(EXERCISE AIM):
Using the data beneath, show every line that includes the word "terasy".

═════ PROVIDED DATA ═════

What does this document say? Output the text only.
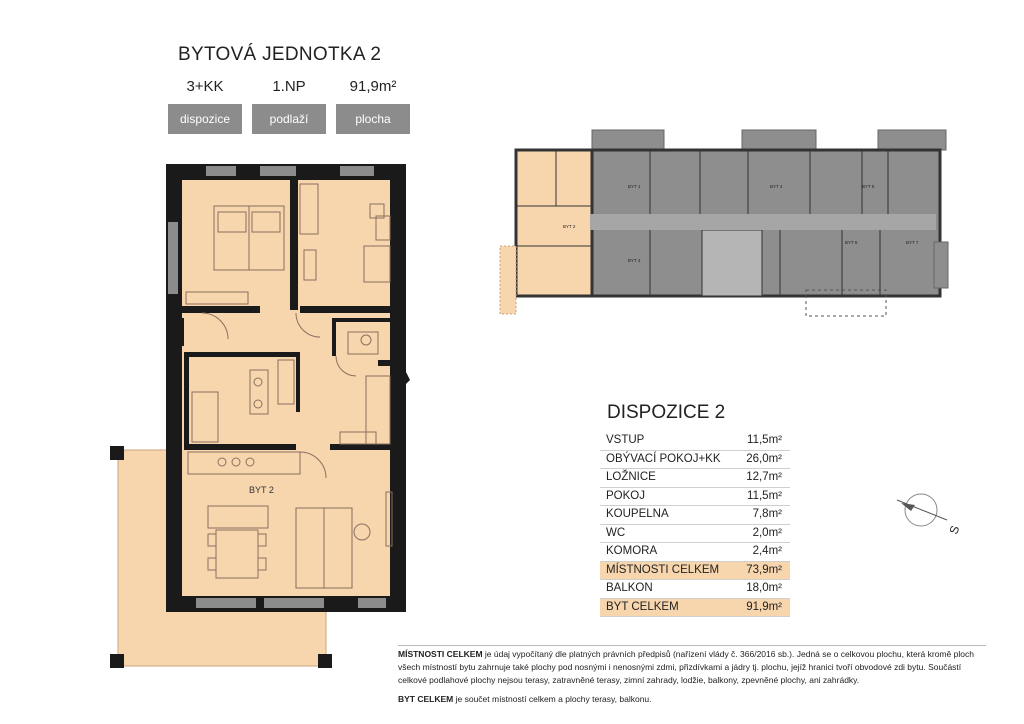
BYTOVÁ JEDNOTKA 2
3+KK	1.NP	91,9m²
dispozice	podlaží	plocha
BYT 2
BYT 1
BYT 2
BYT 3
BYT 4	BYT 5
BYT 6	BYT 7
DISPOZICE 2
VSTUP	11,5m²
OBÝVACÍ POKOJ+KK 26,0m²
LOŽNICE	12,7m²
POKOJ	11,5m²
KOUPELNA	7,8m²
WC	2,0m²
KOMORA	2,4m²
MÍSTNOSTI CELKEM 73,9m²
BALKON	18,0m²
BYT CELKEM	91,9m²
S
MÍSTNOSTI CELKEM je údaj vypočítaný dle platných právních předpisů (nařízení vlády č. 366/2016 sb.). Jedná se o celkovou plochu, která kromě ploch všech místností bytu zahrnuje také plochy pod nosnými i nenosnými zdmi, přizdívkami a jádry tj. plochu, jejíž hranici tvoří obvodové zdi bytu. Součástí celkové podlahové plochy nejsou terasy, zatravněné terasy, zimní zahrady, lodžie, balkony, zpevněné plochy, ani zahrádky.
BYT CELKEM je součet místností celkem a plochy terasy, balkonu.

═════
═════ PROVIDED DATA ═════

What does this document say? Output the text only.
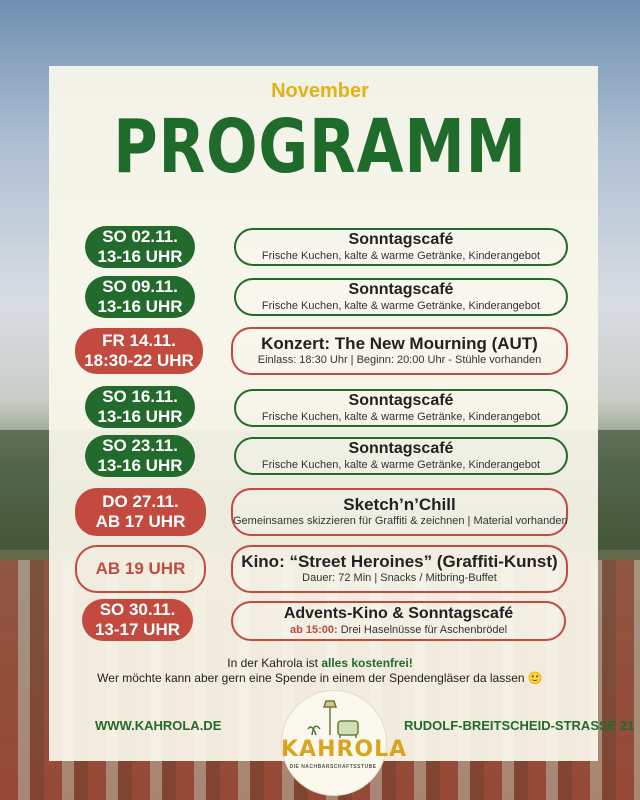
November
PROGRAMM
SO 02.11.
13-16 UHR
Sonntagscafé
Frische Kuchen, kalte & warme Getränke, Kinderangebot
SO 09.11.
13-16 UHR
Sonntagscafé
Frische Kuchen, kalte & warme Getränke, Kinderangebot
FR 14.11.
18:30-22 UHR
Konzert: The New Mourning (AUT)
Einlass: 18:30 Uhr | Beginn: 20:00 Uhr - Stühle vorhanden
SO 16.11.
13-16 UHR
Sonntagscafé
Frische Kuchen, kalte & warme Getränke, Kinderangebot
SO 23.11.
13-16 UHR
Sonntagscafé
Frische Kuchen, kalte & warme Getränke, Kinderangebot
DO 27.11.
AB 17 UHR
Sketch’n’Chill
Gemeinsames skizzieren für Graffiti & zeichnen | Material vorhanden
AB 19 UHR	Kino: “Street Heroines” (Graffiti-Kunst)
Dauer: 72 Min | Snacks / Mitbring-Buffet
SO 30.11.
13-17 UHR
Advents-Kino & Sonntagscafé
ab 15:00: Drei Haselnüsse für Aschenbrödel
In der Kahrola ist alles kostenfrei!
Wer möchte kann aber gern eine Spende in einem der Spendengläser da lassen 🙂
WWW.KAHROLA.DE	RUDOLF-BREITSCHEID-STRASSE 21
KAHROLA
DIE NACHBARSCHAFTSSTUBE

═════

(SOLUTION FOR THIS TASK):
MÍSTNOSTI CELKEM je údaj vypočítaný dle platných právních předpisů (nařízení vlády č. 366/2016 sb.). Jedná se o celkovou plochu, která kromě ploch všech místností bytu zahrnuje také plochy pod nosnými i nenosnými zdmi, přizdívkami a jádry tj. plochu, jejíž hranici tvoří obvodové zdi bytu. Součástí celkové podlahové plochy nejsou terasy, zatravněné terasy, zimní zahrady, lodžie, balkony, zpevněné plochy, ani zahrádky.
BYT CELKEM je součet místností celkem a plochy terasy, balkonu.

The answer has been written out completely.